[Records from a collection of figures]
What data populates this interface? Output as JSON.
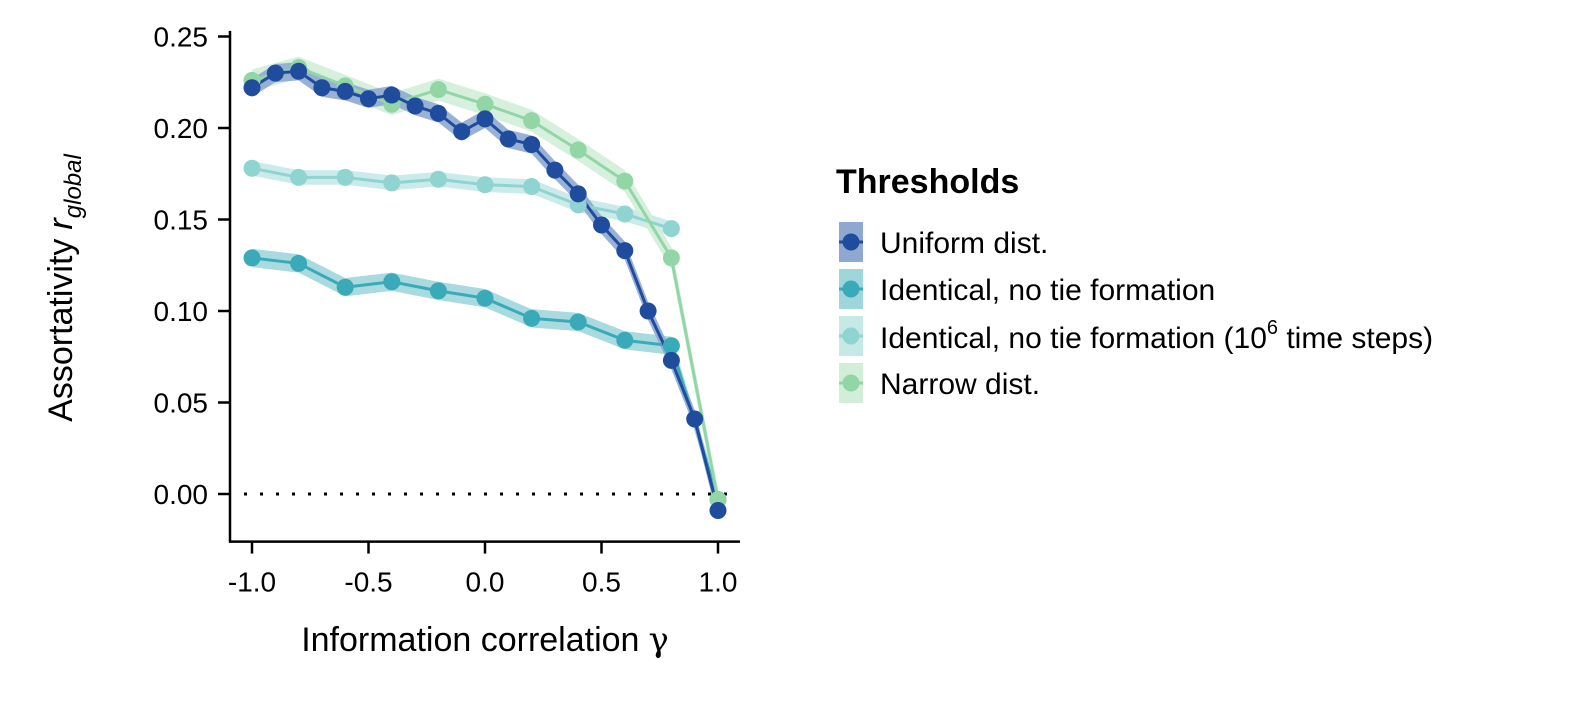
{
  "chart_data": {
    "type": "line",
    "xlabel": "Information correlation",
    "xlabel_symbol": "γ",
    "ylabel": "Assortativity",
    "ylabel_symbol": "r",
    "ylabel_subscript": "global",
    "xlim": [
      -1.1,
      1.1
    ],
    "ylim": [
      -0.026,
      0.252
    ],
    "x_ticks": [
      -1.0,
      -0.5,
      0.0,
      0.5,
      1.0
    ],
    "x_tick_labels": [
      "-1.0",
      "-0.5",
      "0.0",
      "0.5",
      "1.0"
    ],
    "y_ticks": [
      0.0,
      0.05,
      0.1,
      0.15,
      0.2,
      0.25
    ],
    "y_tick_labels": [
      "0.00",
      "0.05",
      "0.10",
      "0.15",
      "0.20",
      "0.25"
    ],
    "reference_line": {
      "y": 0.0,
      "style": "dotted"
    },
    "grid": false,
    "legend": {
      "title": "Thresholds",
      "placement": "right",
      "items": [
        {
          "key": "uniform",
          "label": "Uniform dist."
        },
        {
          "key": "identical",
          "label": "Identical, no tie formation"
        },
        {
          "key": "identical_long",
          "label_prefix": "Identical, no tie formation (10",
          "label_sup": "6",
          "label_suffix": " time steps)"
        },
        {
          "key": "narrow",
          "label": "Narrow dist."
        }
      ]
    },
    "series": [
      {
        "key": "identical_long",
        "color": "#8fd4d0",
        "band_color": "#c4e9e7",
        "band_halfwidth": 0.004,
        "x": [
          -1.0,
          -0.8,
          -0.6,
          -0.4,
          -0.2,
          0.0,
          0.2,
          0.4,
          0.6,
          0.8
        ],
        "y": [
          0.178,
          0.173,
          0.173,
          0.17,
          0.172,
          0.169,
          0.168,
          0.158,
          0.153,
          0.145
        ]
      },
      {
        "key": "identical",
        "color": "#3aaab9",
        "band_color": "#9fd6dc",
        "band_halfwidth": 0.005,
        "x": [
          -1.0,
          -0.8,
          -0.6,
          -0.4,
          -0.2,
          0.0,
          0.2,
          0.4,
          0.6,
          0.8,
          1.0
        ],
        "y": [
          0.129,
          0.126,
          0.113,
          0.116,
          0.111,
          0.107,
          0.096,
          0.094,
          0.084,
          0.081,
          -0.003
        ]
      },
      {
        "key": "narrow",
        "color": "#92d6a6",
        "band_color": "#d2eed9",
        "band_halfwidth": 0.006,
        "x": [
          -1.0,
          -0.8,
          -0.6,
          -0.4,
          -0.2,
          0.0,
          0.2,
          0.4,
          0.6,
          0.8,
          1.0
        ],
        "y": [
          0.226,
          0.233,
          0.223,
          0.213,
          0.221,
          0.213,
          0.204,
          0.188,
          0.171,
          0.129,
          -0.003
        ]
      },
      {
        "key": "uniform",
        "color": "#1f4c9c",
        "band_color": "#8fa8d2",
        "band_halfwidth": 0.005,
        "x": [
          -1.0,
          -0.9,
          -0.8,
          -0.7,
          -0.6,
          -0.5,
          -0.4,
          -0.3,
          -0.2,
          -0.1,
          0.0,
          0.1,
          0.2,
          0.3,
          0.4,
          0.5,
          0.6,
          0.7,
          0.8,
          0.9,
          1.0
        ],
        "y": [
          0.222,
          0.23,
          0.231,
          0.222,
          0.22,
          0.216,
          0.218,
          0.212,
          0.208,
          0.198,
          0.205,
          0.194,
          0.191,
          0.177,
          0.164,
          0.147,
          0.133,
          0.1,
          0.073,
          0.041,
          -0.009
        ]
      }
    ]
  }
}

* EXERCISE DETAILS:
Repeat all of the records verbatim, leaving out the pictures.

* WRITTEN ANSWER:
What data populates this interface? Output as JSON.
{
  "chart_data": {
    "type": "line",
    "xlabel": "Information correlation",
    "xlabel_symbol": "γ",
    "ylabel": "Assortativity",
    "ylabel_symbol": "r",
    "ylabel_subscript": "global",
    "xlim": [
      -1.1,
      1.1
    ],
    "ylim": [
      -0.026,
      0.252
    ],
    "x_ticks": [
      -1.0,
      -0.5,
      0.0,
      0.5,
      1.0
    ],
    "x_tick_labels": [
      "-1.0",
      "-0.5",
      "0.0",
      "0.5",
      "1.0"
    ],
    "y_ticks": [
      0.0,
      0.05,
      0.1,
      0.15,
      0.2,
      0.25
    ],
    "y_tick_labels": [
      "0.00",
      "0.05",
      "0.10",
      "0.15",
      "0.20",
      "0.25"
    ],
    "reference_line": {
      "y": 0.0,
      "style": "dotted"
    },
    "grid": false,
    "legend": {
      "title": "Thresholds",
      "placement": "right",
      "items": [
        {
          "key": "uniform",
          "label": "Uniform dist."
        },
        {
          "key": "identical",
          "label": "Identical, no tie formation"
        },
        {
          "key": "identical_long",
          "label_prefix": "Identical, no tie formation (10",
          "label_sup": "6",
          "label_suffix": " time steps)"
        },
        {
          "key": "narrow",
          "label": "Narrow dist."
        }
      ]
    },
    "series": [
      {
        "key": "identical_long",
        "color": "#8fd4d0",
        "band_color": "#c4e9e7",
        "band_halfwidth": 0.004,
        "x": [
          -1.0,
          -0.8,
          -0.6,
          -0.4,
          -0.2,
          0.0,
          0.2,
          0.4,
          0.6,
          0.8
        ],
        "y": [
          0.178,
          0.173,
          0.173,
          0.17,
          0.172,
          0.169,
          0.168,
          0.158,
          0.153,
          0.145
        ]
      },
      {
        "key": "identical",
        "color": "#3aaab9",
        "band_color": "#9fd6dc",
        "band_halfwidth": 0.005,
        "x": [
          -1.0,
          -0.8,
          -0.6,
          -0.4,
          -0.2,
          0.0,
          0.2,
          0.4,
          0.6,
          0.8,
          1.0
        ],
        "y": [
          0.129,
          0.126,
          0.113,
          0.116,
          0.111,
          0.107,
          0.096,
          0.094,
          0.084,
          0.081,
          -0.003
        ]
      },
      {
        "key": "narrow",
        "color": "#92d6a6",
        "band_color": "#d2eed9",
        "band_halfwidth": 0.006,
        "x": [
          -1.0,
          -0.8,
          -0.6,
          -0.4,
          -0.2,
          0.0,
          0.2,
          0.4,
          0.6,
          0.8,
          1.0
        ],
        "y": [
          0.226,
          0.233,
          0.223,
          0.213,
          0.221,
          0.213,
          0.204,
          0.188,
          0.171,
          0.129,
          -0.003
        ]
      },
      {
        "key": "uniform",
        "color": "#1f4c9c",
        "band_color": "#8fa8d2",
        "band_halfwidth": 0.005,
        "x": [
          -1.0,
          -0.9,
          -0.8,
          -0.7,
          -0.6,
          -0.5,
          -0.4,
          -0.3,
          -0.2,
          -0.1,
          0.0,
          0.1,
          0.2,
          0.3,
          0.4,
          0.5,
          0.6,
          0.7,
          0.8,
          0.9,
          1.0
        ],
        "y": [
          0.222,
          0.23,
          0.231,
          0.222,
          0.22,
          0.216,
          0.218,
          0.212,
          0.208,
          0.198,
          0.205,
          0.194,
          0.191,
          0.177,
          0.164,
          0.147,
          0.133,
          0.1,
          0.073,
          0.041,
          -0.009
        ]
      }
    ]
  }
}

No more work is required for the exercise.